Start of Input

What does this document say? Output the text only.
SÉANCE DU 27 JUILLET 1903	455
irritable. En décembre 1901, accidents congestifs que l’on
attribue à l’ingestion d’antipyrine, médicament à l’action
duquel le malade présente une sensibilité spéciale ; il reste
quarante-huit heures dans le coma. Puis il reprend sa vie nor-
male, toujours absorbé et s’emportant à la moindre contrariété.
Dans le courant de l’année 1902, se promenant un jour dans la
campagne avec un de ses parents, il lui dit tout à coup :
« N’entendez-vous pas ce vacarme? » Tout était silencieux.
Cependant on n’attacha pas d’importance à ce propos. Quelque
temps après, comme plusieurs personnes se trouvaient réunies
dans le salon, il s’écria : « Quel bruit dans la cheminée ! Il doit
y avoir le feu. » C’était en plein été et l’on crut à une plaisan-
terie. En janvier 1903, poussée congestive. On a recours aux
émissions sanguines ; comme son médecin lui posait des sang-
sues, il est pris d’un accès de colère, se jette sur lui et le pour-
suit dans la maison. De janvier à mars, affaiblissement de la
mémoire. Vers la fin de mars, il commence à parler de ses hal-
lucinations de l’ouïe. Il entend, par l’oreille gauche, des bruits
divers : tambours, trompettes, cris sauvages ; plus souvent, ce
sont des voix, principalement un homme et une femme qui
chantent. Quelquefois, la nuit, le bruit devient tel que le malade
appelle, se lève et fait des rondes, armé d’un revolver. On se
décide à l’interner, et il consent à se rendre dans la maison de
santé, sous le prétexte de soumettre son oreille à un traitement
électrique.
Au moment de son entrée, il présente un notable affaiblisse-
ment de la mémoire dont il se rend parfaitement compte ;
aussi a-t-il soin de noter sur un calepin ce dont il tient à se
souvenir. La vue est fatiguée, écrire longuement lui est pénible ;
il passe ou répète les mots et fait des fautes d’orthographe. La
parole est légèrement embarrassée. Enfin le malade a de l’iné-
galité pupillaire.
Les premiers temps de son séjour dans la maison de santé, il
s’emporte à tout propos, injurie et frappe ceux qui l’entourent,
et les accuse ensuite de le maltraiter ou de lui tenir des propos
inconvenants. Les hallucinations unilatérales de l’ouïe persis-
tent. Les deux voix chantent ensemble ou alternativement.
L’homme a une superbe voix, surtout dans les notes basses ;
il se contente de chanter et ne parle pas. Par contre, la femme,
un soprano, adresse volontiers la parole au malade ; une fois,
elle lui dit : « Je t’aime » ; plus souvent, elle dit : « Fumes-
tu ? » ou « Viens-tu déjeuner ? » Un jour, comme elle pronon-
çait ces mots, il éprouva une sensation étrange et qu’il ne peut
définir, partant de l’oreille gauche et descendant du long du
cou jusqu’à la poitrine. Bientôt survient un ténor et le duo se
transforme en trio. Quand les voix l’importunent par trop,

End of Input

*Job*
Extract every line containing the string "mots" from the data above.

*Written response*
il passe ou répète les mots et fait des fautes d’orthographe. La
çait ces mots, il éprouva une sensation étrange et qu’il ne peut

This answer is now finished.